== SOURCE ==

THE burning desire to be the downtrodden victim means haters refuse to see the facts, or Easter eggs, in front of their faces, writes Tory Shepherd.

TORY SHEPHERD
TORY SHEPHERD

LIKE a bunch of wailing, tear-blind children trying to force coloured blocks into the wrong holes, the haters just desperately want to be right.

Even when it doesn’t quite fit.

Long ago, when men were clean-shaven and Doc Martens had 12 holes, I studied a feminism course that — as a side effect, maybe — helped one spot sexism.

Phallic symbols were always a classic, brought up in tutor groups that came augmented with goonbags. The Eiffel Tower! Pens! Rockets! Nothing to do, of course, with the ergonomic shapes of things.

It worked, though. Like putting phallic-coloured glasses on. You’d start to see symbols everywhere.

That must be what’s happening with some of our politicians. Threats everywhere.

Take the Australian Conservatives — a group started by our own South Australian Senator Cory Bernardi. He’s been joined by anti-Islam activist Kirralie Smith.

And they’ve started a campaign against “Holiday Eggs”.

Look at them Holiday Eggs. (Pic: iStock)
Look at them Holiday Eggs. (Pic: iStock)

Holiday Eggs! What an idea! The Australian Conservatives have started a petition to protest the removal of “Easter” from delicious chocolate products — they say chocolatiers are “bowing to political correctness” and turning Easter eggs into Holiday Eggs.

Only they’re not. No one wants to call them Holiday Eggs. A quick Google shows this is not a thing.

But the idea — like the idea that Christmas is soon to be a hanging offence (no crucifixion jokes, please) — fits with their vision of the world, a world full of menace.

===
== INFORMATION SUPPLIED ==

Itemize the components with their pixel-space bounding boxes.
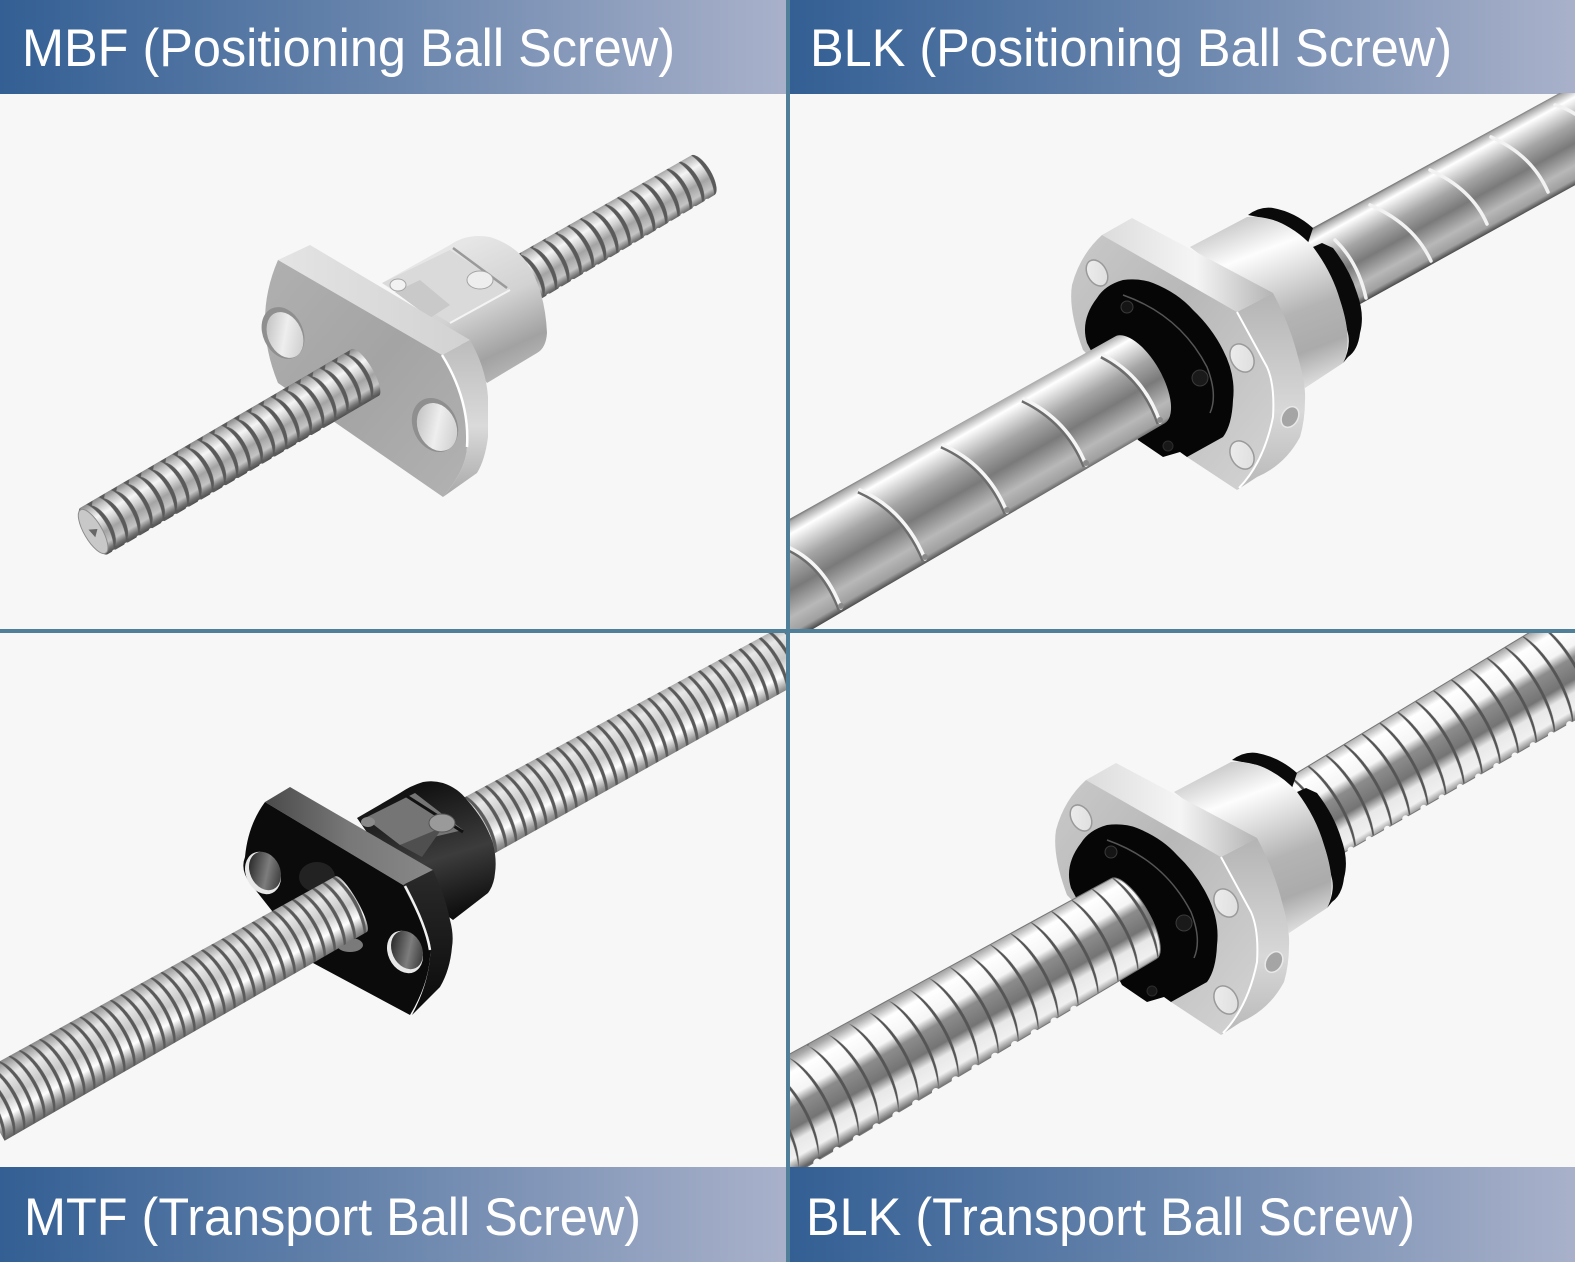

===

**DIRECTIONS**
A – According to the Holiday Eggs column, who started the Australian Conservatives?
B – Carry on writing the Holiday Eggs column from its last sentence.
The lines aren't needed for either task.

**RESPONSES TO THE EXERCISE**
A – South Australian Senator Cory Bernardi.

B –
Witness Pauline Hanson, who is set to celebrate two years of One Nation in the coming days. Every terror attack is proof that Muslims should be banned — even though recent events have shown how likely it is that a terrorist is homegrown.

But she embraced each attack with such unseemly haste, scrawling hashtags against Muslim immigration even as the Westminster dust settled, that you couldn’t help but think part of her was gleefully wanting to say “I told you so”.

Deputy Prime Minister Barnaby Joyce has declared her anti-Islam comments as “bat-poo crazy”, which is good copy — but more importantly spy agencies have warned against such language. They say it can increase the alienation that leads to radicalisation.

(NB: Senator Hanson yesterday called for people to buy non-halal, non-Holiday Easter eggs).

“I will take some non-halal, non-Holiday Easter eggs, thank you very much. (Pic: AAP Image/Mick Tsikas)
“I will take some non-halal, non-Holiday Easter eggs, thank you very much. (Pic: AAP Image/Mick Tsikas)
Barnaby Joyce has a few choice words for Pauline Hanson. (Pic: AAP Image/Lukas Coch)
Barnaby Joyce has a few choice words for Pauline Hanson. (Pic: AAP Image/Lukas Coch)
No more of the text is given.